Input material:

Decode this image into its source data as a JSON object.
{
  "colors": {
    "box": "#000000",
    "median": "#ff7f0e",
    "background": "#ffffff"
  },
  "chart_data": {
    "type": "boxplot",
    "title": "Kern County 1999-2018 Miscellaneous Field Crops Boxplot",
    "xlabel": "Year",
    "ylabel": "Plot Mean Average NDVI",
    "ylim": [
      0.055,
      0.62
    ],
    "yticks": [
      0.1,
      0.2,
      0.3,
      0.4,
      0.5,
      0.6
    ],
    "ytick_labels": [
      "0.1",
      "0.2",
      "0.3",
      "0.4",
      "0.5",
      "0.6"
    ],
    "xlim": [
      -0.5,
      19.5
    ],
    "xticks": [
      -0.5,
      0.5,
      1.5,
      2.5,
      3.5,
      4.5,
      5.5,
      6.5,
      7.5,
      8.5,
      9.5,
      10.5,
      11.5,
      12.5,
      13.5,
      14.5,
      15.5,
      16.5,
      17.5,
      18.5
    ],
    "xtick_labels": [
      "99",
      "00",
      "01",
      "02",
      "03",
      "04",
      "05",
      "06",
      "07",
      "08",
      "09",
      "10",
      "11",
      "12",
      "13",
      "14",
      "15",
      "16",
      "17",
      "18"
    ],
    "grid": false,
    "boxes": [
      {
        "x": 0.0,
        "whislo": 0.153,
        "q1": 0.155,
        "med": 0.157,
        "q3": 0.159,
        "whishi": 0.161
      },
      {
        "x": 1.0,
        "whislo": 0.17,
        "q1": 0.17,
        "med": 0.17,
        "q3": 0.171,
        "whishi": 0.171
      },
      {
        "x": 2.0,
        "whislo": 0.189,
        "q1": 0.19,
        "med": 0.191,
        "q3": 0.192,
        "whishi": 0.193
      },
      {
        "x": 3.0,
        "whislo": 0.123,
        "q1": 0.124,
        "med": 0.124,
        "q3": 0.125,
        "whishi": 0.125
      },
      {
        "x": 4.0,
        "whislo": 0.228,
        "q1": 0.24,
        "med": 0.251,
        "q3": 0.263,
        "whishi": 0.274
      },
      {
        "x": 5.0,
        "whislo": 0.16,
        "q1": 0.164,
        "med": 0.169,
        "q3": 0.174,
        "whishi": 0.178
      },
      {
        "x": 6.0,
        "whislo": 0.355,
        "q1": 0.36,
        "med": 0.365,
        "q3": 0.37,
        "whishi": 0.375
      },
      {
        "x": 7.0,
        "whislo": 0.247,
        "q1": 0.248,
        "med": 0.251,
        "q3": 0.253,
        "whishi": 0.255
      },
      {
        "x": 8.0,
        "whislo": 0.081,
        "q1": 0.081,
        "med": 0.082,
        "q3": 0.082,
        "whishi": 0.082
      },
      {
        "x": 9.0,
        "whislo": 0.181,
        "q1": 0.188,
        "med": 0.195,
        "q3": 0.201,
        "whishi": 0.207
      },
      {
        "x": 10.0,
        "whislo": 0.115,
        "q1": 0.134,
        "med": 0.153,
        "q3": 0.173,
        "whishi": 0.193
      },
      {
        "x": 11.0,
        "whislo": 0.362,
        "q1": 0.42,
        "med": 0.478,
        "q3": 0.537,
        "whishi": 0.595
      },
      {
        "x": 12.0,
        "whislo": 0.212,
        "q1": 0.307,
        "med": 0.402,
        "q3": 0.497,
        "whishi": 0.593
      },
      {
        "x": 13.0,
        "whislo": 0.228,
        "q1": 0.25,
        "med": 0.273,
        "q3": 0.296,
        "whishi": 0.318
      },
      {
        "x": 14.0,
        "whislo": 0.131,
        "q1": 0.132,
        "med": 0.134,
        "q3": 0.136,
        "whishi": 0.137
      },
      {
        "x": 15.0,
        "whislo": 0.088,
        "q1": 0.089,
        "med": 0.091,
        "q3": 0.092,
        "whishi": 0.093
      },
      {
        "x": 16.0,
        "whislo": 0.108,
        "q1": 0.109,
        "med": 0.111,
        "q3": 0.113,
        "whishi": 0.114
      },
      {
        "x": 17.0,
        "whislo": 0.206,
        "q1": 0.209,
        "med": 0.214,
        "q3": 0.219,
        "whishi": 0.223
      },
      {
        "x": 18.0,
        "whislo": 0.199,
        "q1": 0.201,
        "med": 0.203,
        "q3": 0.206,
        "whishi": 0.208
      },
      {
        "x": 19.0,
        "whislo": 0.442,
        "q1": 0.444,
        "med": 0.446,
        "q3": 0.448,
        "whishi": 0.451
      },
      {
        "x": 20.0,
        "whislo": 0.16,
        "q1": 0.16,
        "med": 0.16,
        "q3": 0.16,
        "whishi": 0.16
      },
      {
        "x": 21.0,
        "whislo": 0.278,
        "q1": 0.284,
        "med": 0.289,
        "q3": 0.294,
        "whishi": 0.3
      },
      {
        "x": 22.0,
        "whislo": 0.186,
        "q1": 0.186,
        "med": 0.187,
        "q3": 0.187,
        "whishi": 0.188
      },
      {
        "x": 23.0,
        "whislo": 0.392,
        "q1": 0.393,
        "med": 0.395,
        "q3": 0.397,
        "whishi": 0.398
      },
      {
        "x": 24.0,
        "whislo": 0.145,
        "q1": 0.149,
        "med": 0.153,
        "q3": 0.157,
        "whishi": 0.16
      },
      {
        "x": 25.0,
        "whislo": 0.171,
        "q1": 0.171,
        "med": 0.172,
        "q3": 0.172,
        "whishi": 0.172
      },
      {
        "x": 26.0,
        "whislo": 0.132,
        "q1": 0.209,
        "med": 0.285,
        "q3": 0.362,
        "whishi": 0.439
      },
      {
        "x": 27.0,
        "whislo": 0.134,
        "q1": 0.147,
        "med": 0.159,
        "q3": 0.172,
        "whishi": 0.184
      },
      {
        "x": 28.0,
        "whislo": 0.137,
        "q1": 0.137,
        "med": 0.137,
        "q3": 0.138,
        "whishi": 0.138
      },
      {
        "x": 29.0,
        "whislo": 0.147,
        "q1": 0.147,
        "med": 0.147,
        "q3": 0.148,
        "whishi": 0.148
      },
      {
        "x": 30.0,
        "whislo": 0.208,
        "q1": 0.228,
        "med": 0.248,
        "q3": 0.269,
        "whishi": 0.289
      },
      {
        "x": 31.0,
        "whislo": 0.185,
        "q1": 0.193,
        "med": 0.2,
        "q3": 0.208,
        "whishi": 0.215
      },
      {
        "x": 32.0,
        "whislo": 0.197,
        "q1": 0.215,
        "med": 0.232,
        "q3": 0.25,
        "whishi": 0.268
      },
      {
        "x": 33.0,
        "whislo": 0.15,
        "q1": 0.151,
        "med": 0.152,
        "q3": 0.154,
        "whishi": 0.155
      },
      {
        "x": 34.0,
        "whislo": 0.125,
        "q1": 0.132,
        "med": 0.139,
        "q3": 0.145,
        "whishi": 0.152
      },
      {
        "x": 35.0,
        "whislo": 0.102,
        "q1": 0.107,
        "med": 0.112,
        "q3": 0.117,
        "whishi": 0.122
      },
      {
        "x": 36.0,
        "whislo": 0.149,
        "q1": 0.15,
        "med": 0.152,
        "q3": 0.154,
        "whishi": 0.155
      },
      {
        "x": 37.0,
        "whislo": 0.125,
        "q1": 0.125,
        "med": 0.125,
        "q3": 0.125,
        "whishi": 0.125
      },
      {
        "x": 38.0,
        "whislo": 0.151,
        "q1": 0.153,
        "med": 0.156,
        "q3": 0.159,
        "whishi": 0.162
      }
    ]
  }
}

Written exercise:
Write out every line of the records exactly.

Solution:
Decode this image into its source data as a JSON object.
{
  "colors": {
    "box": "#000000",
    "median": "#ff7f0e",
    "background": "#ffffff"
  },
  "chart_data": {
    "type": "boxplot",
    "title": "Kern County 1999-2018 Miscellaneous Field Crops Boxplot",
    "xlabel": "Year",
    "ylabel": "Plot Mean Average NDVI",
    "ylim": [
      0.055,
      0.62
    ],
    "yticks": [
      0.1,
      0.2,
      0.3,
      0.4,
      0.5,
      0.6
    ],
    "ytick_labels": [
      "0.1",
      "0.2",
      "0.3",
      "0.4",
      "0.5",
      "0.6"
    ],
    "xlim": [
      -0.5,
      19.5
    ],
    "xticks": [
      -0.5,
      0.5,
      1.5,
      2.5,
      3.5,
      4.5,
      5.5,
      6.5,
      7.5,
      8.5,
      9.5,
      10.5,
      11.5,
      12.5,
      13.5,
      14.5,
      15.5,
      16.5,
      17.5,
      18.5
    ],
    "xtick_labels": [
      "99",
      "00",
      "01",
      "02",
      "03",
      "04",
      "05",
      "06",
      "07",
      "08",
      "09",
      "10",
      "11",
      "12",
      "13",
      "14",
      "15",
      "16",
      "17",
      "18"
    ],
    "grid": false,
    "boxes": [
      {
        "x": 0.0,
        "whislo": 0.153,
        "q1": 0.155,
        "med": 0.157,
        "q3": 0.159,
        "whishi": 0.161
      },
      {
        "x": 1.0,
        "whislo": 0.17,
        "q1": 0.17,
        "med": 0.17,
        "q3": 0.171,
        "whishi": 0.171
      },
      {
        "x": 2.0,
        "whislo": 0.189,
        "q1": 0.19,
        "med": 0.191,
        "q3": 0.192,
        "whishi": 0.193
      },
      {
        "x": 3.0,
        "whislo": 0.123,
        "q1": 0.124,
        "med": 0.124,
        "q3": 0.125,
        "whishi": 0.125
      },
      {
        "x": 4.0,
        "whislo": 0.228,
        "q1": 0.24,
        "med": 0.251,
        "q3": 0.263,
        "whishi": 0.274
      },
      {
        "x": 5.0,
        "whislo": 0.16,
        "q1": 0.164,
        "med": 0.169,
        "q3": 0.174,
        "whishi": 0.178
      },
      {
        "x": 6.0,
        "whislo": 0.355,
        "q1": 0.36,
        "med": 0.365,
        "q3": 0.37,
        "whishi": 0.375
      },
      {
        "x": 7.0,
        "whislo": 0.247,
        "q1": 0.248,
        "med": 0.251,
        "q3": 0.253,
        "whishi": 0.255
      },
      {
        "x": 8.0,
        "whislo": 0.081,
        "q1": 0.081,
        "med": 0.082,
        "q3": 0.082,
        "whishi": 0.082
      },
      {
        "x": 9.0,
        "whislo": 0.181,
        "q1": 0.188,
        "med": 0.195,
        "q3": 0.201,
        "whishi": 0.207
      },
      {
        "x": 10.0,
        "whislo": 0.115,
        "q1": 0.134,
        "med": 0.153,
        "q3": 0.173,
        "whishi": 0.193
      },
      {
        "x": 11.0,
        "whislo": 0.362,
        "q1": 0.42,
        "med": 0.478,
        "q3": 0.537,
        "whishi": 0.595
      },
      {
        "x": 12.0,
        "whislo": 0.212,
        "q1": 0.307,
        "med": 0.402,
        "q3": 0.497,
        "whishi": 0.593
      },
      {
        "x": 13.0,
        "whislo": 0.228,
        "q1": 0.25,
        "med": 0.273,
        "q3": 0.296,
        "whishi": 0.318
      },
      {
        "x": 14.0,
        "whislo": 0.131,
        "q1": 0.132,
        "med": 0.134,
        "q3": 0.136,
        "whishi": 0.137
      },
      {
        "x": 15.0,
        "whislo": 0.088,
        "q1": 0.089,
        "med": 0.091,
        "q3": 0.092,
        "whishi": 0.093
      },
      {
        "x": 16.0,
        "whislo": 0.108,
        "q1": 0.109,
        "med": 0.111,
        "q3": 0.113,
        "whishi": 0.114
      },
      {
        "x": 17.0,
        "whislo": 0.206,
        "q1": 0.209,
        "med": 0.214,
        "q3": 0.219,
        "whishi": 0.223
      },
      {
        "x": 18.0,
        "whislo": 0.199,
        "q1": 0.201,
        "med": 0.203,
        "q3": 0.206,
        "whishi": 0.208
      },
      {
        "x": 19.0,
        "whislo": 0.442,
        "q1": 0.444,
        "med": 0.446,
        "q3": 0.448,
        "whishi": 0.451
      },
      {
        "x": 20.0,
        "whislo": 0.16,
        "q1": 0.16,
        "med": 0.16,
        "q3": 0.16,
        "whishi": 0.16
      },
      {
        "x": 21.0,
        "whislo": 0.278,
        "q1": 0.284,
        "med": 0.289,
        "q3": 0.294,
        "whishi": 0.3
      },
      {
        "x": 22.0,
        "whislo": 0.186,
        "q1": 0.186,
        "med": 0.187,
        "q3": 0.187,
        "whishi": 0.188
      },
      {
        "x": 23.0,
        "whislo": 0.392,
        "q1": 0.393,
        "med": 0.395,
        "q3": 0.397,
        "whishi": 0.398
      },
      {
        "x": 24.0,
        "whislo": 0.145,
        "q1": 0.149,
        "med": 0.153,
        "q3": 0.157,
        "whishi": 0.16
      },
      {
        "x": 25.0,
        "whislo": 0.171,
        "q1": 0.171,
        "med": 0.172,
        "q3": 0.172,
        "whishi": 0.172
      },
      {
        "x": 26.0,
        "whislo": 0.132,
        "q1": 0.209,
        "med": 0.285,
        "q3": 0.362,
        "whishi": 0.439
      },
      {
        "x": 27.0,
        "whislo": 0.134,
        "q1": 0.147,
        "med": 0.159,
        "q3": 0.172,
        "whishi": 0.184
      },
      {
        "x": 28.0,
        "whislo": 0.137,
        "q1": 0.137,
        "med": 0.137,
        "q3": 0.138,
        "whishi": 0.138
      },
      {
        "x": 29.0,
        "whislo": 0.147,
        "q1": 0.147,
        "med": 0.147,
        "q3": 0.148,
        "whishi": 0.148
      },
      {
        "x": 30.0,
        "whislo": 0.208,
        "q1": 0.228,
        "med": 0.248,
        "q3": 0.269,
        "whishi": 0.289
      },
      {
        "x": 31.0,
        "whislo": 0.185,
        "q1": 0.193,
        "med": 0.2,
        "q3": 0.208,
        "whishi": 0.215
      },
      {
        "x": 32.0,
        "whislo": 0.197,
        "q1": 0.215,
        "med": 0.232,
        "q3": 0.25,
        "whishi": 0.268
      },
      {
        "x": 33.0,
        "whislo": 0.15,
        "q1": 0.151,
        "med": 0.152,
        "q3": 0.154,
        "whishi": 0.155
      },
      {
        "x": 34.0,
        "whislo": 0.125,
        "q1": 0.132,
        "med": 0.139,
        "q3": 0.145,
        "whishi": 0.152
      },
      {
        "x": 35.0,
        "whislo": 0.102,
        "q1": 0.107,
        "med": 0.112,
        "q3": 0.117,
        "whishi": 0.122
      },
      {
        "x": 36.0,
        "whislo": 0.149,
        "q1": 0.15,
        "med": 0.152,
        "q3": 0.154,
        "whishi": 0.155
      },
      {
        "x": 37.0,
        "whislo": 0.125,
        "q1": 0.125,
        "med": 0.125,
        "q3": 0.125,
        "whishi": 0.125
      },
      {
        "x": 38.0,
        "whislo": 0.151,
        "q1": 0.153,
        "med": 0.156,
        "q3": 0.159,
        "whishi": 0.162
      }
    ]
  }
}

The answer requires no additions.